Before the economic downturn, consumers were willing to gamble on new products and services. However, within the current economic climate, things have changed. According to the 2016 South African Customer Satisfaction Index (SAcsi) results, the top five positions are dominated by restaurant industry players. Customer Satisfaction is a measure of the brands that display the best overall quality, meet customer expectations and have the highest perceived value. Wimpy took the top spot and achieved a satisfaction score of 83,6 out of 100. How do they do it? They consistently deliver a quality product; you know what you’re getting as a consumer and the Wimpy experience is the same wherever you go.
Today, brands from all industries are facing one primary challenge: how to build a strong emotional connection with their consumers. Without that personal relationship, their names mean very little and business could suffer. A brand that is connecting strongly with consumers is Nike. They are masters at creating meaningful experiences by building platforms that open the door to relevant emotional connections and essentially help create brand advocates.

The problem> Resume the passage on customer satisfaction and emotional brand connection, picking up right after its final sentence.

Excerpt from a dataset:

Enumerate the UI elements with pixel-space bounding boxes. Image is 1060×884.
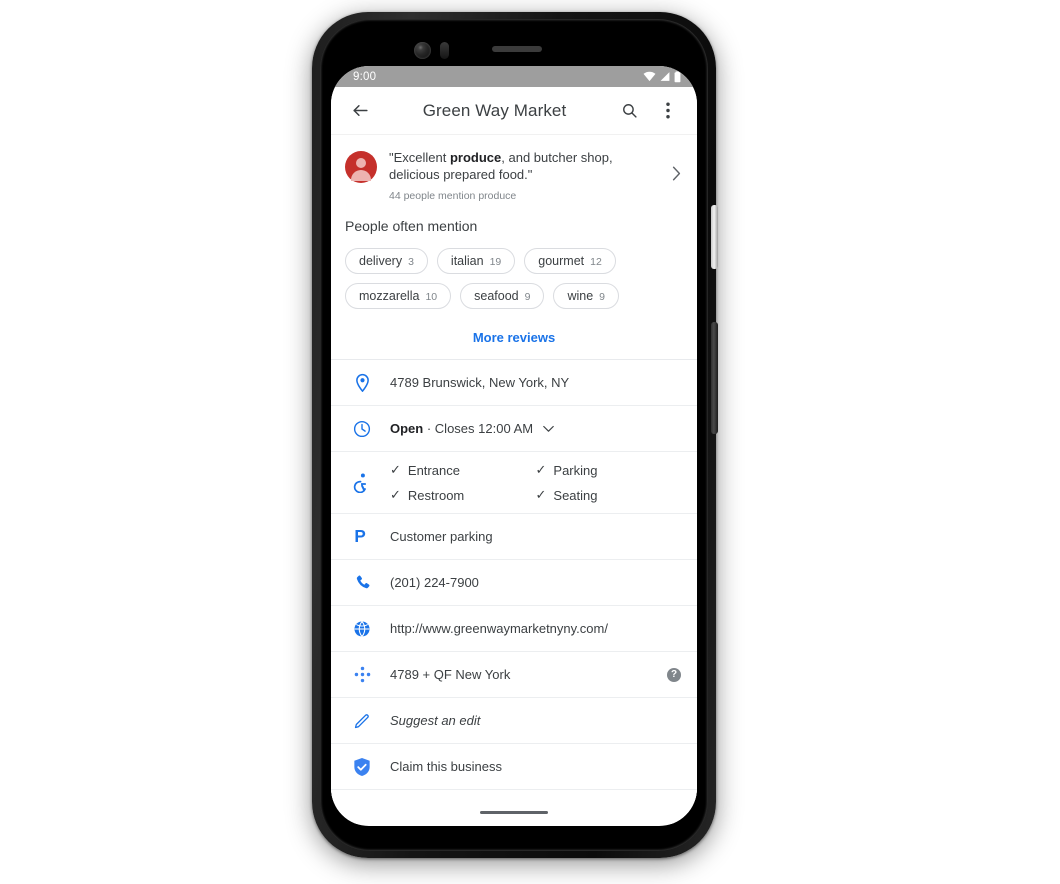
accessibility-item-seating: ✓ Seating (536, 487, 682, 503)
chip-count: 10 (425, 291, 438, 303)
clock-icon (345, 420, 379, 438)
wheelchair-icon (345, 472, 379, 493)
mention-chip-mozzarella[interactable]: mozzarella 10 (345, 283, 452, 309)
mention-chips: delivery 3 italian 19 gourmet 12 mozzare… (331, 234, 697, 309)
review-quote-highlight: produce (449, 150, 502, 165)
phone-row[interactable]: (201) 224-7900 (331, 560, 697, 606)
mention-chip-gourmet[interactable]: gourmet 12 (524, 248, 616, 274)
accessibility-item-parking: ✓ Parking (536, 462, 682, 478)
chip-label: wine (567, 289, 594, 303)
open-status: Open (390, 420, 424, 436)
mentions-section-title: People often mention (345, 218, 478, 234)
accessibility-item-restroom: ✓ Restroom (390, 487, 536, 503)
place-details-content: "Excellent produce, and butcher shop, de… (331, 135, 697, 824)
check-icon: ✓ (535, 487, 547, 502)
search-icon[interactable] (616, 98, 642, 124)
website-row[interactable]: http://www.greenwaymarketnyny.com/ (331, 606, 697, 652)
signal-icon (660, 72, 670, 81)
check-icon: ✓ (535, 462, 547, 477)
accessibility-label: Restroom (407, 487, 465, 503)
claim-business-label: Claim this business (390, 758, 502, 774)
bottom-spacer (331, 790, 697, 824)
parking-p-icon: P (345, 527, 379, 546)
review-summary-row[interactable]: "Excellent produce, and butcher shop, de… (331, 135, 697, 212)
power-button[interactable] (711, 205, 718, 269)
front-camera-icon (414, 42, 431, 59)
closing-time: Closes 12:00 AM (434, 420, 534, 436)
chip-label: mozzarella (359, 289, 420, 303)
battery-icon (674, 70, 681, 82)
screenshot-root: 9:00 Green Way Market "Excellent produce… (0, 0, 1060, 884)
chip-label: italian (450, 254, 484, 268)
svg-text:P: P (354, 527, 365, 546)
accessibility-item-entrance: ✓ Entrance (390, 462, 536, 478)
claim-business-row[interactable]: Claim this business (331, 744, 697, 790)
proximity-sensor-icon (440, 42, 449, 59)
chip-count: 9 (524, 291, 531, 303)
mention-chip-wine[interactable]: wine 9 (553, 283, 620, 309)
wifi-icon (643, 71, 656, 82)
earpiece-speaker (492, 46, 542, 52)
pencil-icon (345, 712, 379, 729)
more-vert-icon[interactable] (655, 98, 681, 124)
more-reviews-link[interactable]: More reviews (331, 309, 697, 359)
review-mention-count: 44 people mention produce (389, 190, 517, 202)
plus-code-label: 4789 + QF New York (390, 666, 511, 682)
status-bar-icons (643, 70, 681, 83)
volume-rocker-button[interactable] (711, 322, 718, 434)
hours-row[interactable]: Open · Closes 12:00 AM (331, 406, 697, 452)
phone-label: (201) 224-7900 (390, 574, 479, 590)
phone-icon (345, 574, 379, 591)
plus-code-trailing: ? (667, 667, 681, 682)
avatar (345, 151, 377, 183)
chip-count: 19 (489, 256, 502, 268)
parking-row[interactable]: P Customer parking (331, 514, 697, 560)
address-row[interactable]: 4789 Brunswick, New York, NY (331, 360, 697, 406)
address-label: 4789 Brunswick, New York, NY (390, 374, 570, 390)
chevron-down-icon[interactable] (542, 425, 554, 433)
website-label: http://www.greenwaymarketnyny.com/ (390, 620, 608, 636)
suggest-edit-row[interactable]: Suggest an edit (331, 698, 697, 744)
accessibility-label: Entrance (407, 462, 460, 478)
hours-separator: · (423, 420, 435, 436)
phone-screen: 9:00 Green Way Market "Excellent produce… (331, 66, 697, 826)
back-arrow-icon[interactable] (347, 98, 373, 124)
mention-chip-italian[interactable]: italian 19 (436, 248, 516, 274)
status-bar: 9:00 (331, 66, 697, 87)
review-quote-before: "Excellent (389, 150, 450, 165)
review-quote: "Excellent produce, and butcher shop, de… (389, 149, 666, 183)
app-bar: Green Way Market (331, 87, 697, 135)
chip-count: 9 (599, 291, 606, 303)
chip-count: 12 (590, 256, 602, 268)
review-text-block: "Excellent produce, and butcher shop, de… (377, 149, 672, 202)
plus-code-icon (345, 665, 379, 684)
parking-label: Customer parking (390, 528, 493, 544)
suggest-edit-label: Suggest an edit (390, 712, 481, 728)
accessibility-items: ✓ Entrance ✓ Parking ✓ Restroom ✓ Seatin… (379, 462, 681, 503)
mention-chip-seafood[interactable]: seafood 9 (460, 283, 545, 309)
page-title: Green Way Market (422, 100, 567, 120)
status-bar-time: 9:00 (353, 70, 377, 83)
check-icon: ✓ (390, 462, 401, 477)
accessibility-label: Parking (553, 462, 598, 478)
globe-icon (345, 620, 379, 638)
location-pin-icon (345, 373, 379, 392)
accessibility-row[interactable]: ✓ Entrance ✓ Parking ✓ Restroom ✓ Seatin… (331, 452, 697, 514)
help-circle-icon[interactable]: ? (667, 667, 681, 682)
home-indicator[interactable] (480, 811, 548, 814)
shield-check-icon (345, 757, 379, 777)
chip-label: delivery (359, 254, 403, 268)
plus-code-row[interactable]: 4789 + QF New York ? (331, 652, 697, 698)
mention-chip-delivery[interactable]: delivery 3 (345, 248, 428, 274)
chip-label: gourmet (538, 254, 585, 268)
chip-label: seafood (474, 289, 519, 303)
check-icon: ✓ (390, 487, 401, 502)
accessibility-label: Seating (553, 487, 598, 503)
hours-label: Open · Closes 12:00 AM (379, 420, 554, 438)
chip-count: 3 (408, 256, 414, 268)
chevron-right-icon[interactable] (672, 166, 681, 186)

Written response>
Ultimately, you don’t need to have a maths brain to know that consumer needs are constantly changing, and that expectations of value are changing with them. If you have an understanding of the marketing equations involved in delivering on your brand objectives, you have the means by which to evaluate how you’re doing. The key to successful evaluation is to tailor the variables in your equations to your category, your consumers’ needs and to your brand objectives, which hopefully reflect the business strategic intent.